**** Fragmento propuesto ****

Por un lado somos parte de ella, aunque nos consideremos superiores en muchas ocasiones y en tantas otras actuemos como su enemigo. Por el otro, sabemos muy poco o nada sobre sus intenciones, su propósito y su destino. Lo que sobre ella supuestamente hemos averiguado, lo hemos hecho desde esta específica y problemática perspectiva humana. Y cuando nos hemos querido alejar de nuestro antropocentrismo, la mayoría de las veces ha sido para atribuirle un funcionamiento mecánico nada de sorpresivamente muy parecido al que le asignamos a nuestros cuerpos cuando, a la cartesiana, creemos conocerlos mejor, partiéndolos en pedacitos para luego reconstruirlos.
¿No tendrá la naturaleza su propia inteligencia, una lógica que no tiene por qué parecerse a la nuestra, una manera de concebir o relacionarse con lo que hay que no tiene igualmente por qué asemejarse a los criterios que nosotros hemos desarrollado desde lo que nos creemos que es una muy privilegiada visión de la realidad, perdiendo torpemente de vista que siempre está al servicio de nuestros intereses?

**** Listado de datos ****

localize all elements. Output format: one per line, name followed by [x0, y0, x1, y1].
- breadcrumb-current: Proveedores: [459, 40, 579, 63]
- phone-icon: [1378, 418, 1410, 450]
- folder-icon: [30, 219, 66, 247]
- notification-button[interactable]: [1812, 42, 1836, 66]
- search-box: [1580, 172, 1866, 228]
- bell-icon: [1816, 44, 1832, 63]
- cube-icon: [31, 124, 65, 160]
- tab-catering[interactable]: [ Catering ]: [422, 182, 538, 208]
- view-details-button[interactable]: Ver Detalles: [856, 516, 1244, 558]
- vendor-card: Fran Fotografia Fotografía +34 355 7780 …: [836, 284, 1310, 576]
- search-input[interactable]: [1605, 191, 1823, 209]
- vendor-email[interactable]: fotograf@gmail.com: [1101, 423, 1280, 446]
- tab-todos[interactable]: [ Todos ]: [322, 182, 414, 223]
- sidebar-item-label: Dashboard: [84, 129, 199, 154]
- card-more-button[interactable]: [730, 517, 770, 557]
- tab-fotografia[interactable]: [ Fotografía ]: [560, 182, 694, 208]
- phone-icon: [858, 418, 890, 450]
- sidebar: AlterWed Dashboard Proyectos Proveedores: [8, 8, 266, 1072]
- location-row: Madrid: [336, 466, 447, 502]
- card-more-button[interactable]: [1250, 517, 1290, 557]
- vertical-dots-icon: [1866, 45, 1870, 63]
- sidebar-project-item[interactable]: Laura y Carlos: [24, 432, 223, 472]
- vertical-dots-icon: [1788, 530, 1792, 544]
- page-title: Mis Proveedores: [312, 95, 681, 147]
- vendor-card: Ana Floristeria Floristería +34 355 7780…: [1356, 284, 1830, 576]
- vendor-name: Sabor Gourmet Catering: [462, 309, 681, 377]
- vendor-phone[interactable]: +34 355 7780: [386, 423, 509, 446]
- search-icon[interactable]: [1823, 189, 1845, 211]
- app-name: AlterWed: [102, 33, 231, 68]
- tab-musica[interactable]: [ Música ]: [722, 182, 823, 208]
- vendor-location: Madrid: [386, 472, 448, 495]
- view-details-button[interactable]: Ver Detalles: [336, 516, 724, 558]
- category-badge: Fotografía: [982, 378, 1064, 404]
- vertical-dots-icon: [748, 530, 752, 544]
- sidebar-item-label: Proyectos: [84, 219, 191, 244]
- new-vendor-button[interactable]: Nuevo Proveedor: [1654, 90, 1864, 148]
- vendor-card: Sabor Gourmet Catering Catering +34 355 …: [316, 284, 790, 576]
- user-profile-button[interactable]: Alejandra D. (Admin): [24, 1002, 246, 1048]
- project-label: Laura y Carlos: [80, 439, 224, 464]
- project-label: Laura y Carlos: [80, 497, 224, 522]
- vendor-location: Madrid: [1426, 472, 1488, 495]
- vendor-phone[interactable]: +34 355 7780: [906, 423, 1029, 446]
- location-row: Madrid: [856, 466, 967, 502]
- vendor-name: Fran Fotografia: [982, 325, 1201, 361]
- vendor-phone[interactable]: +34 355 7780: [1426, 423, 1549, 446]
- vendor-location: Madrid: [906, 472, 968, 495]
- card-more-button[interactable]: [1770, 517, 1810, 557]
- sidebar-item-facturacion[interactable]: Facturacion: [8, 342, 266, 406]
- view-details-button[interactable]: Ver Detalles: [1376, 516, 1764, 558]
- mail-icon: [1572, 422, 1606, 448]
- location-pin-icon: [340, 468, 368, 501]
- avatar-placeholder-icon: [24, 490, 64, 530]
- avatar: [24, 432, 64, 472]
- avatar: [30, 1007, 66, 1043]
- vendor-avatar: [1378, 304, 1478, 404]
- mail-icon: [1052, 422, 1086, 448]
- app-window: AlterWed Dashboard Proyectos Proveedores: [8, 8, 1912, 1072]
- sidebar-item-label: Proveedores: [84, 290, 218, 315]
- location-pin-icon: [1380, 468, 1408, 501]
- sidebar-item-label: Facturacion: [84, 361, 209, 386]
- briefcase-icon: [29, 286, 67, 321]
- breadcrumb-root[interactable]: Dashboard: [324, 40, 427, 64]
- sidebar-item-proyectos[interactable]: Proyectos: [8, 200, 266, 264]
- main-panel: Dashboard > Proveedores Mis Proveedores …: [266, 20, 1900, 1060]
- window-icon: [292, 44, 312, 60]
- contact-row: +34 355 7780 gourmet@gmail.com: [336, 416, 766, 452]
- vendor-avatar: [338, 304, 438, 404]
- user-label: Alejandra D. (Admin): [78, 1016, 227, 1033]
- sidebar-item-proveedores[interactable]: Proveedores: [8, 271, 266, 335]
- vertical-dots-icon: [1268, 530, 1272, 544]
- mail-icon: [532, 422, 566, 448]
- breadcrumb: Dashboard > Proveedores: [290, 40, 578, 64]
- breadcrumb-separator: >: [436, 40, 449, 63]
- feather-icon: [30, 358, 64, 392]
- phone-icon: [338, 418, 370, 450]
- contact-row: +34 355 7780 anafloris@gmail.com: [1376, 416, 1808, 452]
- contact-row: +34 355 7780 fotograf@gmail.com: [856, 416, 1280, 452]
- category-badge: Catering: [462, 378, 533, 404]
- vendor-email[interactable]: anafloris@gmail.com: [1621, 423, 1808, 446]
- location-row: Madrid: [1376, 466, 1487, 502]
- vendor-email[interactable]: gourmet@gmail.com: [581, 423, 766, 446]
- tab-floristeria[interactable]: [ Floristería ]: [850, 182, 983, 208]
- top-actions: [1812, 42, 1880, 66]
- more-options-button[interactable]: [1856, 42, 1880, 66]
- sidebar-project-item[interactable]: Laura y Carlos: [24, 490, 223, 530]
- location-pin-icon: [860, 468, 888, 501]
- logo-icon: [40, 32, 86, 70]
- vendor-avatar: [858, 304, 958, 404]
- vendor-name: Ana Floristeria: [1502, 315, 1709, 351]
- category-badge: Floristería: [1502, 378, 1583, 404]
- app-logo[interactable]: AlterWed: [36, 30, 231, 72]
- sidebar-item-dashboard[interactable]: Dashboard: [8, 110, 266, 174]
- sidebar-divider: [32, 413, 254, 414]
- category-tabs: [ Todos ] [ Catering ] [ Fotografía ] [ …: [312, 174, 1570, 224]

****

Traduce al inglés esta oración del fragmento sobre la naturaleza: "Por el otro, sabemos muy poco o nada sobre sus intenciones, su propósito y su destino."

On the other hand, we know very little or nothing about its intentions, its purpose, and its destiny.